(Layout annotation records)

»»

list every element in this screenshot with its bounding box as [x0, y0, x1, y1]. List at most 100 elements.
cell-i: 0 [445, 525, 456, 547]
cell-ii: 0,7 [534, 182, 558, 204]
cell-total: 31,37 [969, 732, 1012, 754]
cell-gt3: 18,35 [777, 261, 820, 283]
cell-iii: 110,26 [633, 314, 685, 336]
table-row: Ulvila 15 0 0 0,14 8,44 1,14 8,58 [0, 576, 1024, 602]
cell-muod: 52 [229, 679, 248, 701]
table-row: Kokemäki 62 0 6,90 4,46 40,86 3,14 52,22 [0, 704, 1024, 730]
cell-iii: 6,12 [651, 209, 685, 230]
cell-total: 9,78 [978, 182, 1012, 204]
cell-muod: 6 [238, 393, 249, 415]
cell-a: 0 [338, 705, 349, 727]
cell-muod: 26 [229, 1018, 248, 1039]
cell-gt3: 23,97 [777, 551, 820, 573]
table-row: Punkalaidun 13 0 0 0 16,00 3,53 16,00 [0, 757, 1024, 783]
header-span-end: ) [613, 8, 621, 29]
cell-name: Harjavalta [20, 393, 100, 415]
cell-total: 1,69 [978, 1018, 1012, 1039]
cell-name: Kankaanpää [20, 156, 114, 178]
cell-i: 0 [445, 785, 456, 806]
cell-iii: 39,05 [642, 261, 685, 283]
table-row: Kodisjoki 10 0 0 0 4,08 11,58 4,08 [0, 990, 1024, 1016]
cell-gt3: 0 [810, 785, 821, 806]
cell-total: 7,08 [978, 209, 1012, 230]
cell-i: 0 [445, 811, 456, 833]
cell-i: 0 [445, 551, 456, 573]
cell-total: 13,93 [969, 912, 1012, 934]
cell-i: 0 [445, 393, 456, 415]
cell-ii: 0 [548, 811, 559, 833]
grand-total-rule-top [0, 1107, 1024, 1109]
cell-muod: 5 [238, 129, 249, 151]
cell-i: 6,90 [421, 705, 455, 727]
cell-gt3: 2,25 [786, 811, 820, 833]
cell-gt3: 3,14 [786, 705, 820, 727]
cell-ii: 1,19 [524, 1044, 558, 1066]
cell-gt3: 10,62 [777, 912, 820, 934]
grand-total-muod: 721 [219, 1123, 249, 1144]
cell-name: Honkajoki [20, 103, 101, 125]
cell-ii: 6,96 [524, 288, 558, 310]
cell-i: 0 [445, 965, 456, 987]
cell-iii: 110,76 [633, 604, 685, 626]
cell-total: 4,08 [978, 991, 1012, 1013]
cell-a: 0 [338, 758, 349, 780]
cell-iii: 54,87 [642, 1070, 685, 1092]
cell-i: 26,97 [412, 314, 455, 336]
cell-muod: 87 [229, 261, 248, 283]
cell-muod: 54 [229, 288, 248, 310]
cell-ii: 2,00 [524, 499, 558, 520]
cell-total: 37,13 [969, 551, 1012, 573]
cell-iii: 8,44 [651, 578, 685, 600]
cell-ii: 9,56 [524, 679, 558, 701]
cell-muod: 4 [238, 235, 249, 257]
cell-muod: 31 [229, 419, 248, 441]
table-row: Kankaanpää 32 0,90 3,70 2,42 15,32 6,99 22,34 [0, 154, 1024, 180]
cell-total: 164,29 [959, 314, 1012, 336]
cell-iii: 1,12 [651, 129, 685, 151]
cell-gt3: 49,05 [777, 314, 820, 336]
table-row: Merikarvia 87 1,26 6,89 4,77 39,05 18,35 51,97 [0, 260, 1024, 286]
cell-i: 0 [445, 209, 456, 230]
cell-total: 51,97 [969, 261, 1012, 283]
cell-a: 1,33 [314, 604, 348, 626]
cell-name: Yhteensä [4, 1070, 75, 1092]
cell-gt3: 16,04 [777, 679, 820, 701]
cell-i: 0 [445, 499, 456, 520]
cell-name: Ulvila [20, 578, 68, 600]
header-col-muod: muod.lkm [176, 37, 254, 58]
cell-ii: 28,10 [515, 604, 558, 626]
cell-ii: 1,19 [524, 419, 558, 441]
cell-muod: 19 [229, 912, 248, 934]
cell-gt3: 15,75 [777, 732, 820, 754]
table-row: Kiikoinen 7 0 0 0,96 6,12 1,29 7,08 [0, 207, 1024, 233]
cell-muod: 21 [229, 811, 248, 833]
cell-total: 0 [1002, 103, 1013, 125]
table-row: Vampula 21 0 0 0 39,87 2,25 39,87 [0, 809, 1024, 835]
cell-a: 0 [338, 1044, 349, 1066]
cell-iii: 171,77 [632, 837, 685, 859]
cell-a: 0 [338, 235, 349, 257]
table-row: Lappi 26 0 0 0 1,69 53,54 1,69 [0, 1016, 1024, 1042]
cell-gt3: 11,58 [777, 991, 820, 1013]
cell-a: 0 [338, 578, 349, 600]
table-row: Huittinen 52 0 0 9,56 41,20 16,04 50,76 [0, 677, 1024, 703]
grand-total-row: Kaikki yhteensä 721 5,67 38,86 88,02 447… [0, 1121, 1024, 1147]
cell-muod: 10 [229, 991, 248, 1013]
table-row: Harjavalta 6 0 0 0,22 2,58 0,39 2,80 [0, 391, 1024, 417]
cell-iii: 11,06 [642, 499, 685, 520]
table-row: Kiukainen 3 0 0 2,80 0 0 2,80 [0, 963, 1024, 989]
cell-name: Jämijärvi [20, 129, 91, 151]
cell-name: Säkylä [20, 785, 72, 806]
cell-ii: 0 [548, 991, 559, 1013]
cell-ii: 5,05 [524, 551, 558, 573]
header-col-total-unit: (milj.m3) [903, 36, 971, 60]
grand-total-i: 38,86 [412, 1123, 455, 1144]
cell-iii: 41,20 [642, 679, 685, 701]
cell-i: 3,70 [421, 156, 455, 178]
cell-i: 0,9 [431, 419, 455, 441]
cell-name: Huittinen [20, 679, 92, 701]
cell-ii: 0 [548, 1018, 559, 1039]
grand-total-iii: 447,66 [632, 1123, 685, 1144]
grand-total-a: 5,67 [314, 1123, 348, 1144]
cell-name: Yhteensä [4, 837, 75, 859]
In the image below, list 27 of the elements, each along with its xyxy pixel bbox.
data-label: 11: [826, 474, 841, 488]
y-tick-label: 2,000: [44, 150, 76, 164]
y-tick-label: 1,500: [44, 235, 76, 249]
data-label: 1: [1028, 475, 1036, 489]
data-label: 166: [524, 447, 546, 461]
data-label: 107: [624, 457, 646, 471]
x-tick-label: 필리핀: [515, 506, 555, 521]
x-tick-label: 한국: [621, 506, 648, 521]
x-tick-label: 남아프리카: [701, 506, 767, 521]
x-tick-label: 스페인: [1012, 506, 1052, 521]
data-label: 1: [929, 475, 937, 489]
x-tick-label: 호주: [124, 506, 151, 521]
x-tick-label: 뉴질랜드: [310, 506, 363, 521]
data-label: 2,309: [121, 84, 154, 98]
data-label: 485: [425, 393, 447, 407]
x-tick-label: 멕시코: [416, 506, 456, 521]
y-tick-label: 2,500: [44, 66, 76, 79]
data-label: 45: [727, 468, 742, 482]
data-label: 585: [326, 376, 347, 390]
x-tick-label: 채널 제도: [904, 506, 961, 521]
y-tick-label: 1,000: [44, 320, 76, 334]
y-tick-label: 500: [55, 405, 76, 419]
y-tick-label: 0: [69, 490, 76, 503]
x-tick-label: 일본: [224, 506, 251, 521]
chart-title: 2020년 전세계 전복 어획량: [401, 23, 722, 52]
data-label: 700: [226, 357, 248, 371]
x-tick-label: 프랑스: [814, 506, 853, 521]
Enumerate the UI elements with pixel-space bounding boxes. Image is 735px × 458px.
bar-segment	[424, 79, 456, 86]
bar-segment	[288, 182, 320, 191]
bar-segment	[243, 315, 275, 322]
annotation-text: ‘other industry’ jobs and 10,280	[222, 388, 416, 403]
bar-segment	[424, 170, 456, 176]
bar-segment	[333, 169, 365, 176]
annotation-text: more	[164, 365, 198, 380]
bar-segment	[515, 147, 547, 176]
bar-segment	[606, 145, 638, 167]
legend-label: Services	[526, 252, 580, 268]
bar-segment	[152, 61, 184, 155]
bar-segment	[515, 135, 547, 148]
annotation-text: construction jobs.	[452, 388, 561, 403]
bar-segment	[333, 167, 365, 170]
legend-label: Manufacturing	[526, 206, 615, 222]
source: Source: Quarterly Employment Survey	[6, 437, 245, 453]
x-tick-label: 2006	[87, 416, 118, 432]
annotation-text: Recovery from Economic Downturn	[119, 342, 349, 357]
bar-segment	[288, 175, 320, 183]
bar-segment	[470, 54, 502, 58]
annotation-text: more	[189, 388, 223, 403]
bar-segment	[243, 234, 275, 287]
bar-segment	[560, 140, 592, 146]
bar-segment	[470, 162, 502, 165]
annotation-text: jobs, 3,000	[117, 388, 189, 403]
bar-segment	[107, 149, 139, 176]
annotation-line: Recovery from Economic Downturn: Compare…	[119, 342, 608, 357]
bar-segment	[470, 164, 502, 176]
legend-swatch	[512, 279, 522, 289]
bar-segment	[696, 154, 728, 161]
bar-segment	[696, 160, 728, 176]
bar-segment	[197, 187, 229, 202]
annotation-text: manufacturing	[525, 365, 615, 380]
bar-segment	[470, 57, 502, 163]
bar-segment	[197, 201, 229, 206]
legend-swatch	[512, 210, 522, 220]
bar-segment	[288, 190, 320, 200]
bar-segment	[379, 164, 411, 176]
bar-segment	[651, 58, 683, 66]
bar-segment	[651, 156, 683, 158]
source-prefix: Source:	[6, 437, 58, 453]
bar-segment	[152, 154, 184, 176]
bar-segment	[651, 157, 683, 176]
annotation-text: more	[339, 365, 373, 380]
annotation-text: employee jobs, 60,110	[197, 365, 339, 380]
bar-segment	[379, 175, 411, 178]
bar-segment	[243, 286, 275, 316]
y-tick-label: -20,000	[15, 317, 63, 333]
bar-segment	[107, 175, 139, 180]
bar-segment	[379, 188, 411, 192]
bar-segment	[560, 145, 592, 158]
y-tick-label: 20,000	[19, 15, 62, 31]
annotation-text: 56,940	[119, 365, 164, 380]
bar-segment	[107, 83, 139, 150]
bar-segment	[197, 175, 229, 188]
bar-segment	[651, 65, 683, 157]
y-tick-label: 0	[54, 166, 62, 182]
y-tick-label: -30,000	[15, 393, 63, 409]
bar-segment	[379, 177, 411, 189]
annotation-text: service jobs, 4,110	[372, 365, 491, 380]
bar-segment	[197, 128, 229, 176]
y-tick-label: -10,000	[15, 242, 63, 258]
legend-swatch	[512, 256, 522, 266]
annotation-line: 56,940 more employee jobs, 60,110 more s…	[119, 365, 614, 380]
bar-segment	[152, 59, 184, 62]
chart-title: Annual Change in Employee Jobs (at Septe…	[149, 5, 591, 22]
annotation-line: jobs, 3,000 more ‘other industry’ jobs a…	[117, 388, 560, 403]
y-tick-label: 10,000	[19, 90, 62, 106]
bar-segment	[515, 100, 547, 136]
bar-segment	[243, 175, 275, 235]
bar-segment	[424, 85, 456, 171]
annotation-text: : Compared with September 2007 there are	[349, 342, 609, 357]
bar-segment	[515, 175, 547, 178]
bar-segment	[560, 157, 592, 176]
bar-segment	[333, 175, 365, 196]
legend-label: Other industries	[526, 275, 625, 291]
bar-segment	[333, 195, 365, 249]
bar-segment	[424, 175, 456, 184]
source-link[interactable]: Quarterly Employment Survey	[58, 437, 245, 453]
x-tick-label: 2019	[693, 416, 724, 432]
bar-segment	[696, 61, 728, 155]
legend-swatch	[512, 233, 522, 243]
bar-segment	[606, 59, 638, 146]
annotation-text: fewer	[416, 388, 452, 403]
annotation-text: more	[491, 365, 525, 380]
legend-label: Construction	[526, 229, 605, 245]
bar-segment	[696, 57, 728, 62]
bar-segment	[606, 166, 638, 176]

««

Directive: Report every line of the rows above that contains the word "more". Case counts.

Response to the exercise:
annotation-text: more	[164, 365, 198, 380]
annotation-text: more	[189, 388, 223, 403]
annotation-text: more	[339, 365, 373, 380]
annotation-line: 56,940 more employee jobs, 60,110 more s…	[119, 365, 614, 380]
annotation-line: jobs, 3,000 more ‘other industry’ jobs a…	[117, 388, 560, 403]
annotation-text: more	[491, 365, 525, 380]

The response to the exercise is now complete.